### OBJECTIVE:
Pull every line with the word "JSON" out of the entries below.

### DATA TO USE:

◇ ◇ ◇ ◇

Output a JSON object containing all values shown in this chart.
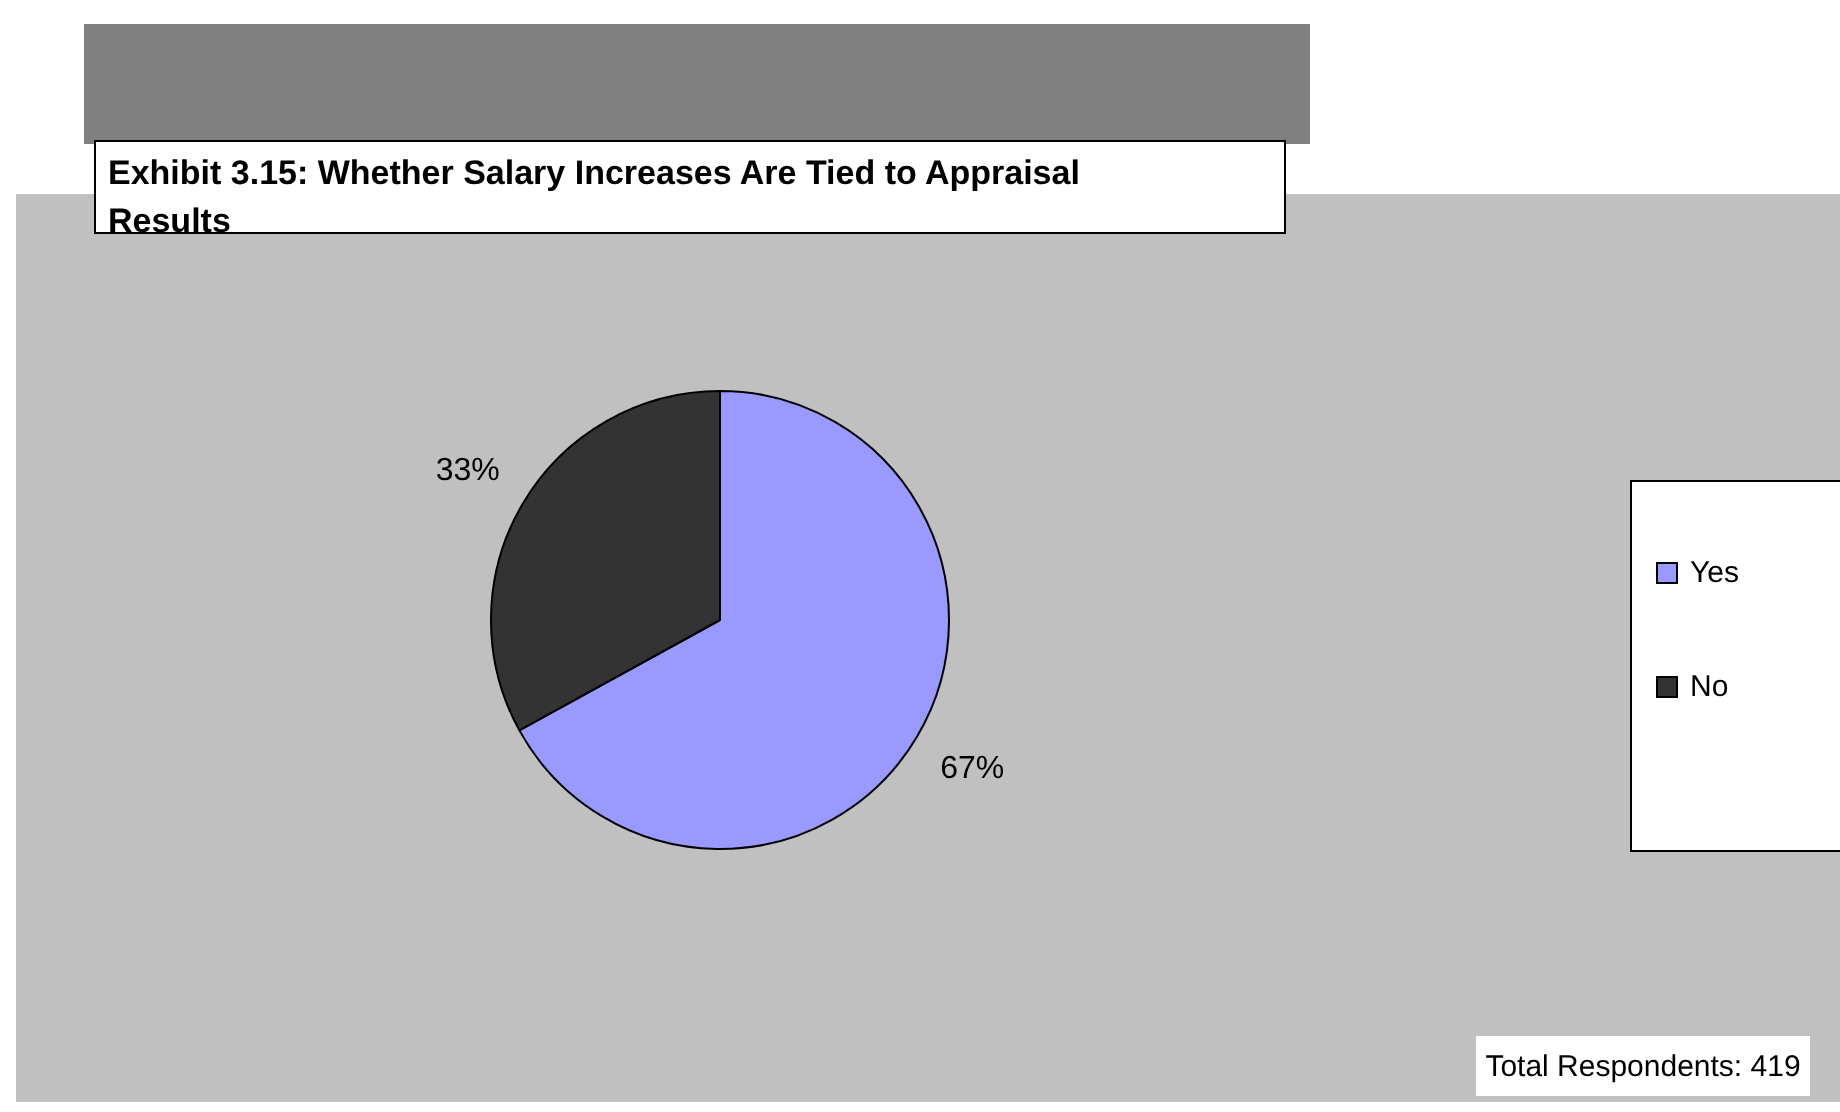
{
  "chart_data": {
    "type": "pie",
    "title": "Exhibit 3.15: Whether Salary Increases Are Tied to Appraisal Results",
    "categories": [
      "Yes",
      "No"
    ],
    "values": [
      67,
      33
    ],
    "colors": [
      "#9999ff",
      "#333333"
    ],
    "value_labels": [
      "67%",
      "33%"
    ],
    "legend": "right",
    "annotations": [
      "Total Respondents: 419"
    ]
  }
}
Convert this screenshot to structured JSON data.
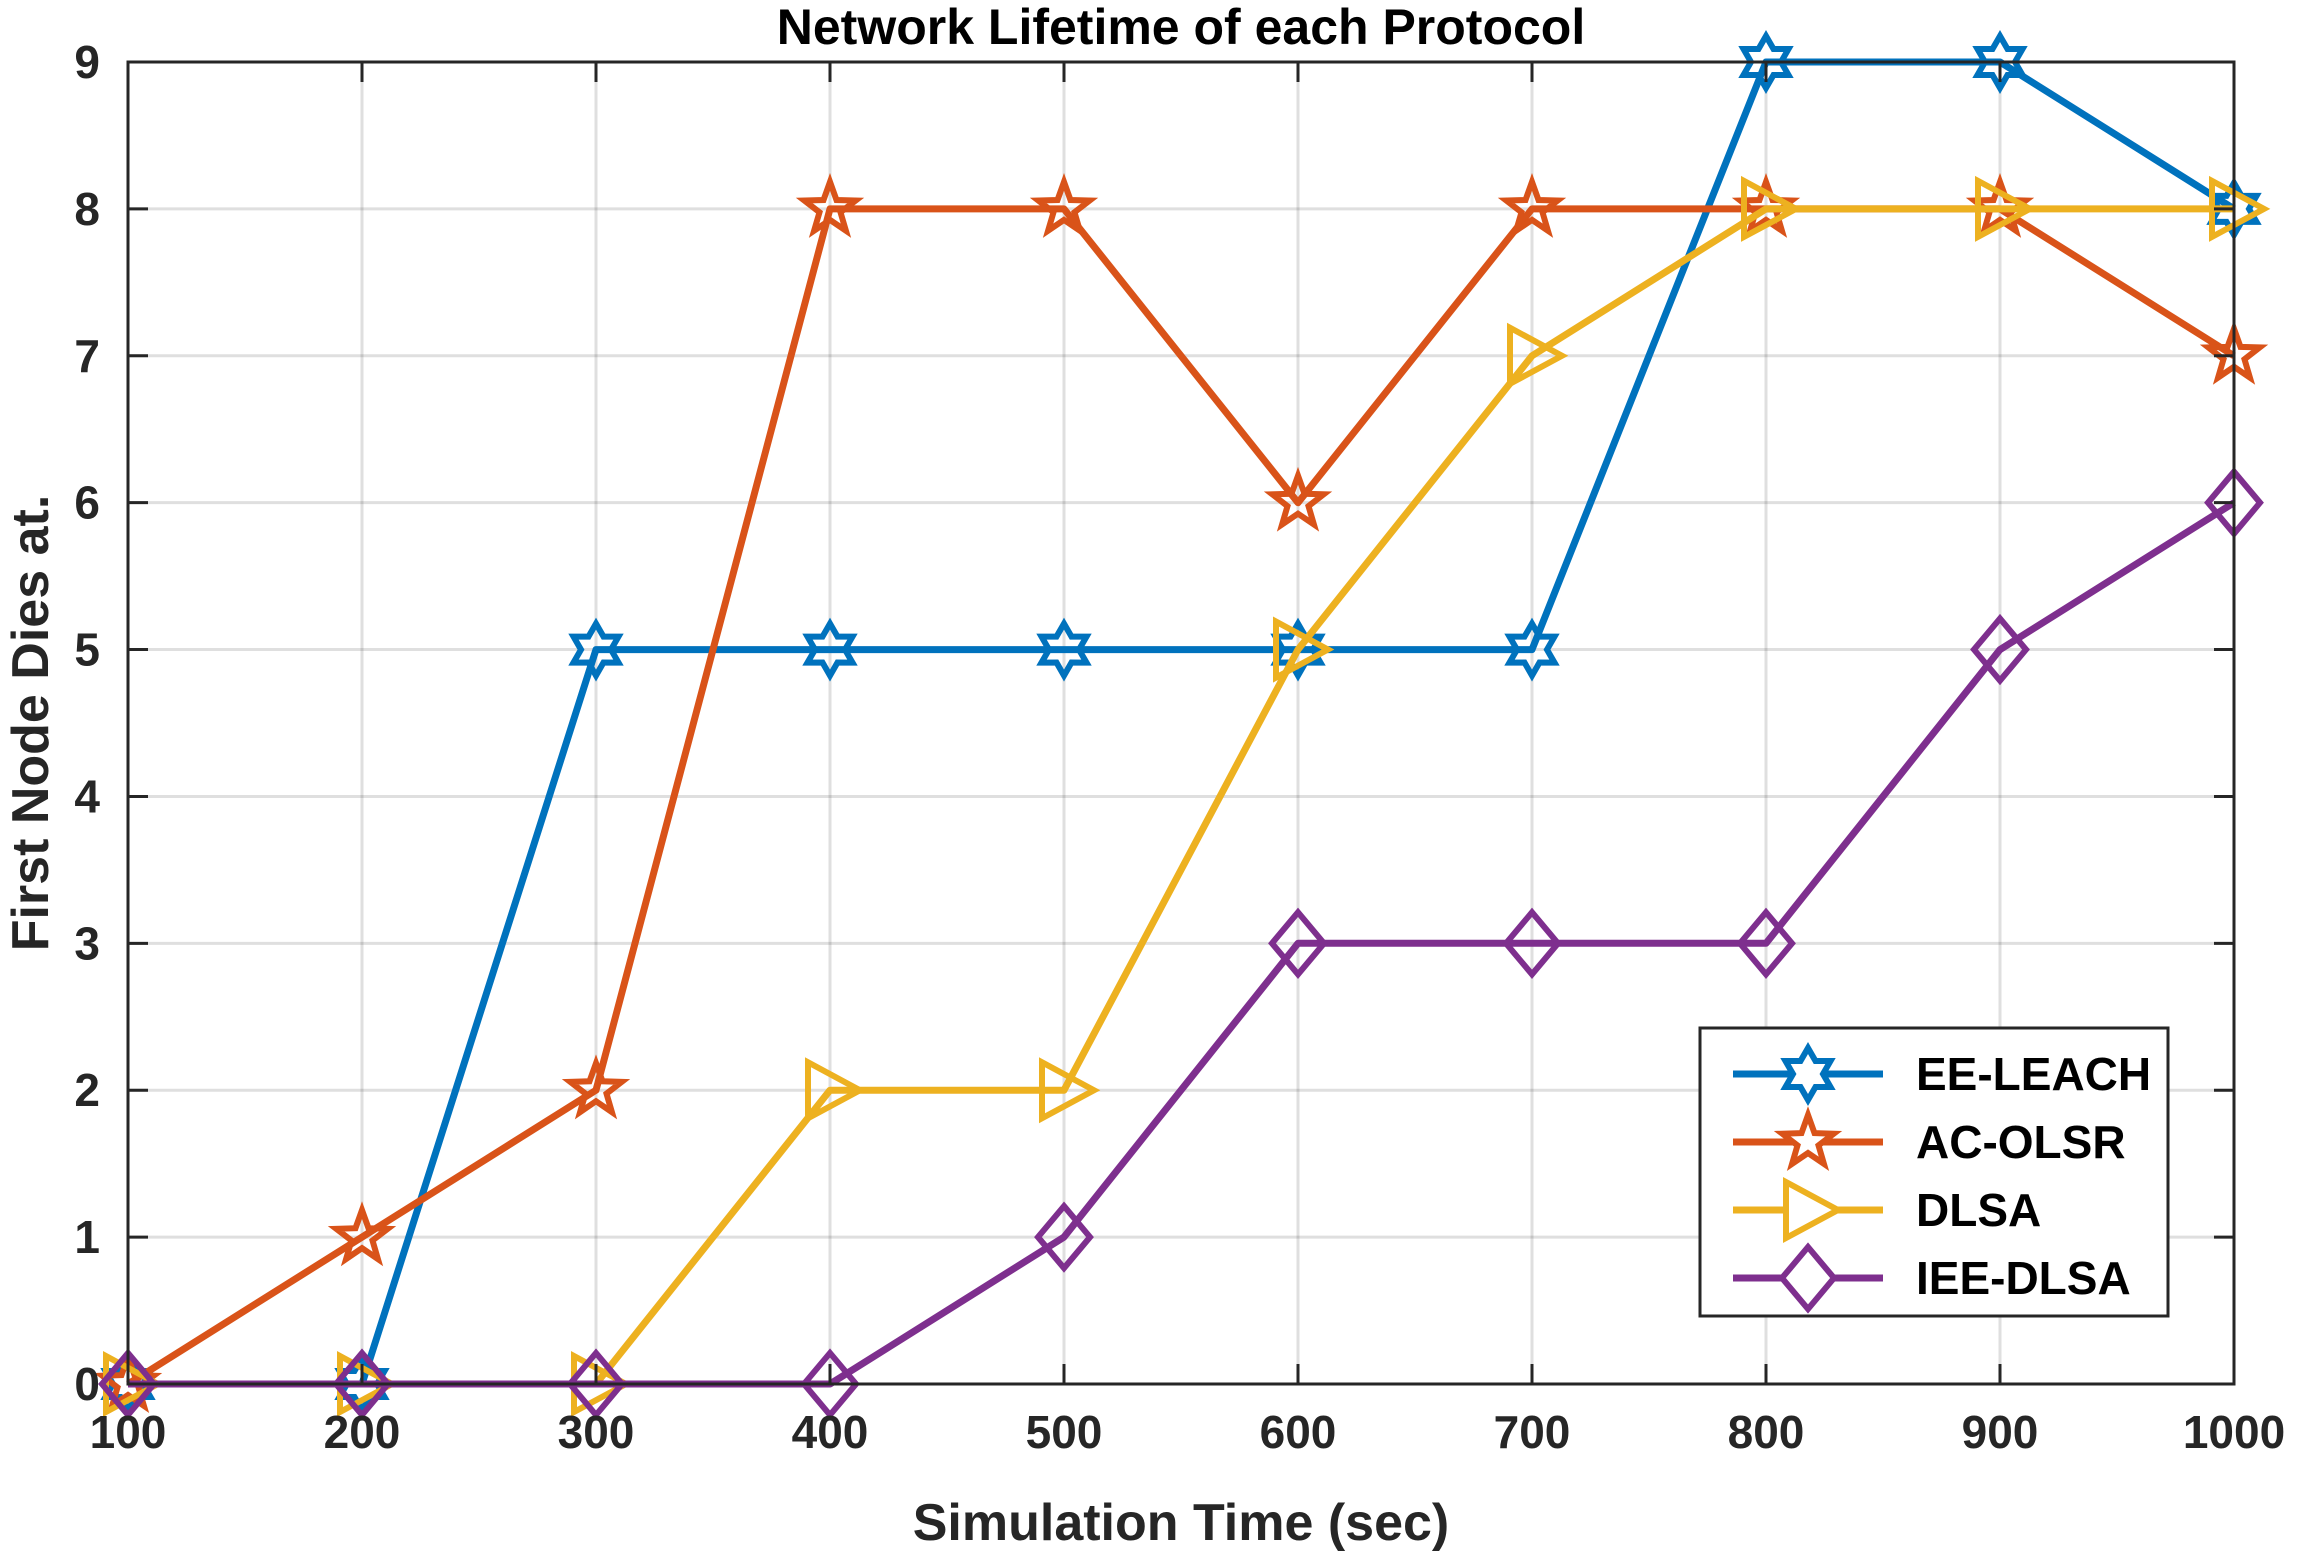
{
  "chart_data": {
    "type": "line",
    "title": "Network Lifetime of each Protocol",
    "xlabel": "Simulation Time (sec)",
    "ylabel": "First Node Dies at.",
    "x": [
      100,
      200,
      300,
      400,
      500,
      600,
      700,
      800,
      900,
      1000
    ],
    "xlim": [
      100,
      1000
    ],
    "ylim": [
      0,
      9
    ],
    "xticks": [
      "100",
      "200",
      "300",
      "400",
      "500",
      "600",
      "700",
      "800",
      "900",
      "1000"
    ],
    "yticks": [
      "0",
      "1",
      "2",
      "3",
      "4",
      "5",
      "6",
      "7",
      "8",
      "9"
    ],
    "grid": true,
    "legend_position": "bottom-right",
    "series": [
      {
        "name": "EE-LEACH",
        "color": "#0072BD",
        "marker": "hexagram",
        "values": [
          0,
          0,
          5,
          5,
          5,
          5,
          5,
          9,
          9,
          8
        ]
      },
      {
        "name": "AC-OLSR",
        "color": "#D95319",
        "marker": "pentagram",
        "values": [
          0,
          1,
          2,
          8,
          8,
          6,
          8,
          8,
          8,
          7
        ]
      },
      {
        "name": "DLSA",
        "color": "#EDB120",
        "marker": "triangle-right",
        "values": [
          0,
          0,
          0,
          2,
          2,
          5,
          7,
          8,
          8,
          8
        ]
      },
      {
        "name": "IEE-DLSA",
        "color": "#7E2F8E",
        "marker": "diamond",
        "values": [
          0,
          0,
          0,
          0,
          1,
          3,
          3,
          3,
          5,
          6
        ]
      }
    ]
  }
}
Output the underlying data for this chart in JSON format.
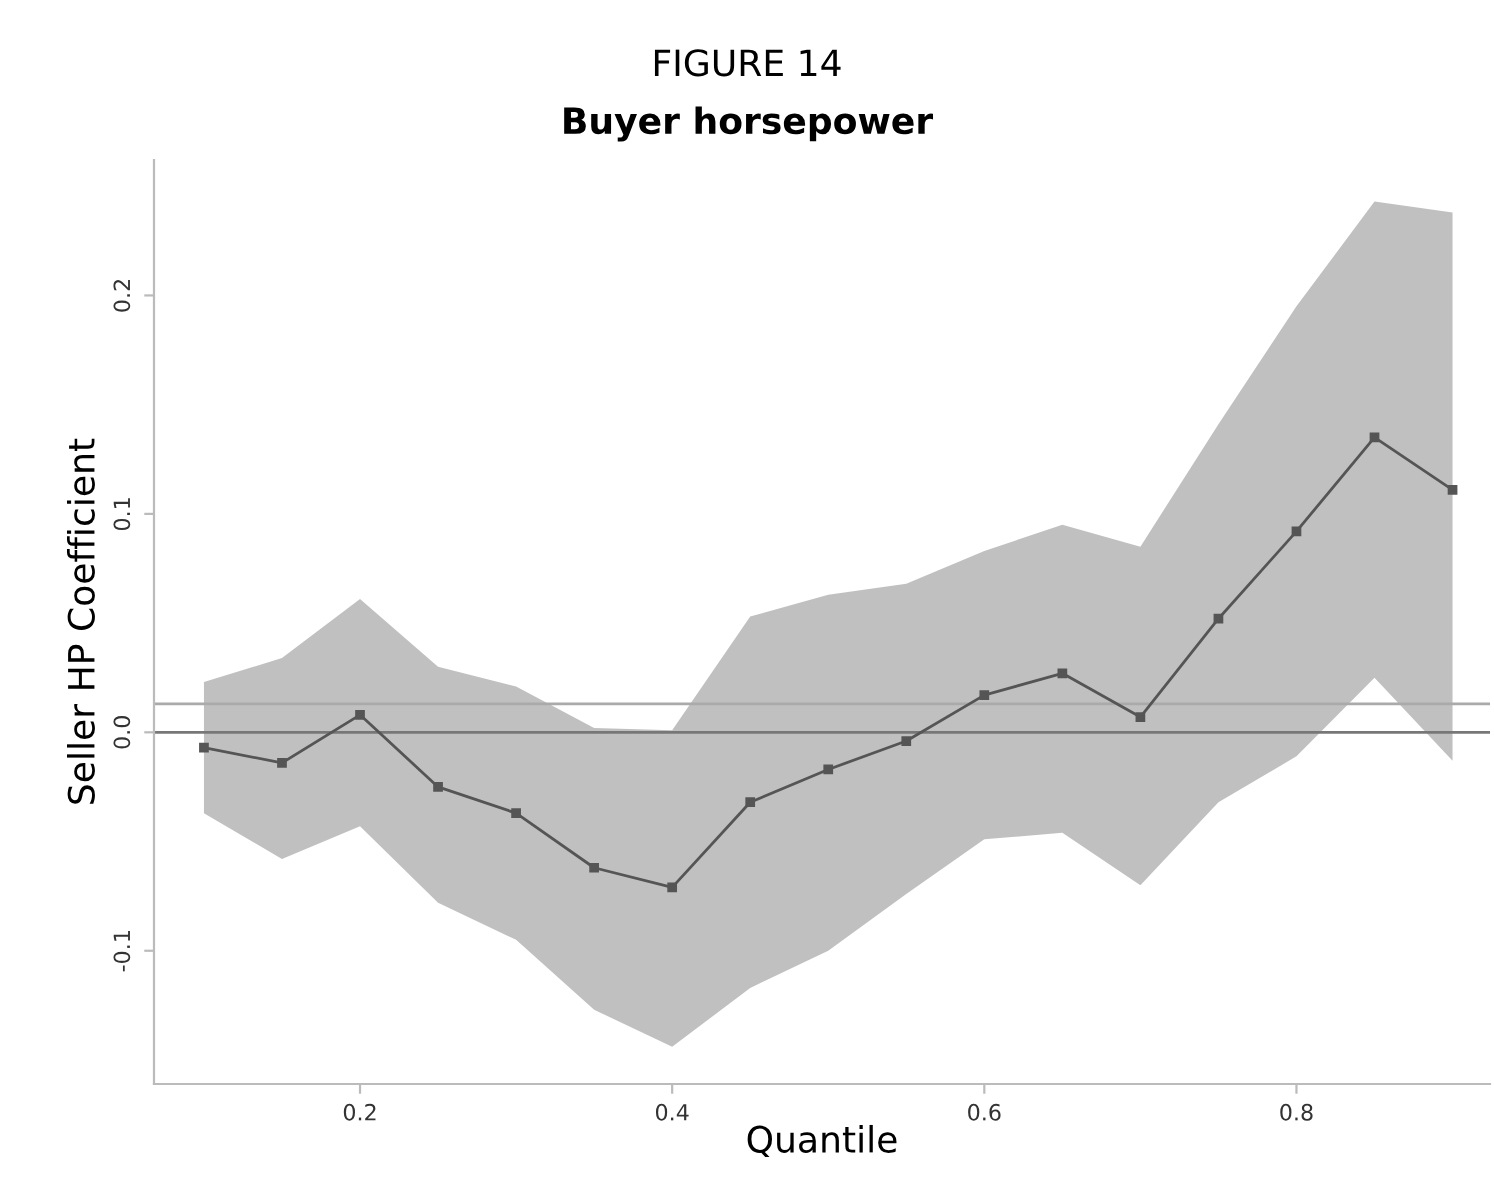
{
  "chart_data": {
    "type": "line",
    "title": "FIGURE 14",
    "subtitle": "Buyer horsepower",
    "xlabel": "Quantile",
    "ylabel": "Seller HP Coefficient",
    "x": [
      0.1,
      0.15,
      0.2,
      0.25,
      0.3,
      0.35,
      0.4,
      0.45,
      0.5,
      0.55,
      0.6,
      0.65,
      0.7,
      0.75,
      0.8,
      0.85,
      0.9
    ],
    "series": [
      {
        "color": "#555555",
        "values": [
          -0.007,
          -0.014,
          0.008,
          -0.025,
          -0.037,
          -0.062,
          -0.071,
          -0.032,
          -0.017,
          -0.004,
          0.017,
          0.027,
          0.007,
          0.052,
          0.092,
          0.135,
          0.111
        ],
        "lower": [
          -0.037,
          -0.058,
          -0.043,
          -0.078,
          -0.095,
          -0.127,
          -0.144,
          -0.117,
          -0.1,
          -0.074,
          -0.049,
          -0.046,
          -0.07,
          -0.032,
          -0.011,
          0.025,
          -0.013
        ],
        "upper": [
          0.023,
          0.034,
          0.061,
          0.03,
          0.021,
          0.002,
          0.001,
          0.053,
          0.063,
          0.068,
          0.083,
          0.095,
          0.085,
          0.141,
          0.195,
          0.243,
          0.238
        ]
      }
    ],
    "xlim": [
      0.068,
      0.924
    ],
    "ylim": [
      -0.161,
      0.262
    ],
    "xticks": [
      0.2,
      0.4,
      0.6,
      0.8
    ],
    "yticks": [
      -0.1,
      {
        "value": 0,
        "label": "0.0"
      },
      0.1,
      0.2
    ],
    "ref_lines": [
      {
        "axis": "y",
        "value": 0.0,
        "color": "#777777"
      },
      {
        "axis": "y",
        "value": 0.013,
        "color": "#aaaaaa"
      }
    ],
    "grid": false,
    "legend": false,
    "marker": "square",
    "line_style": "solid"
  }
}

◇ ◇ ◇ ◇

### EXPECTED ANSWER:
Output a JSON object containing all values shown in this chart.
Convert this screenshot to structured JSON data.
Output the underlying data for this chart in JSON format.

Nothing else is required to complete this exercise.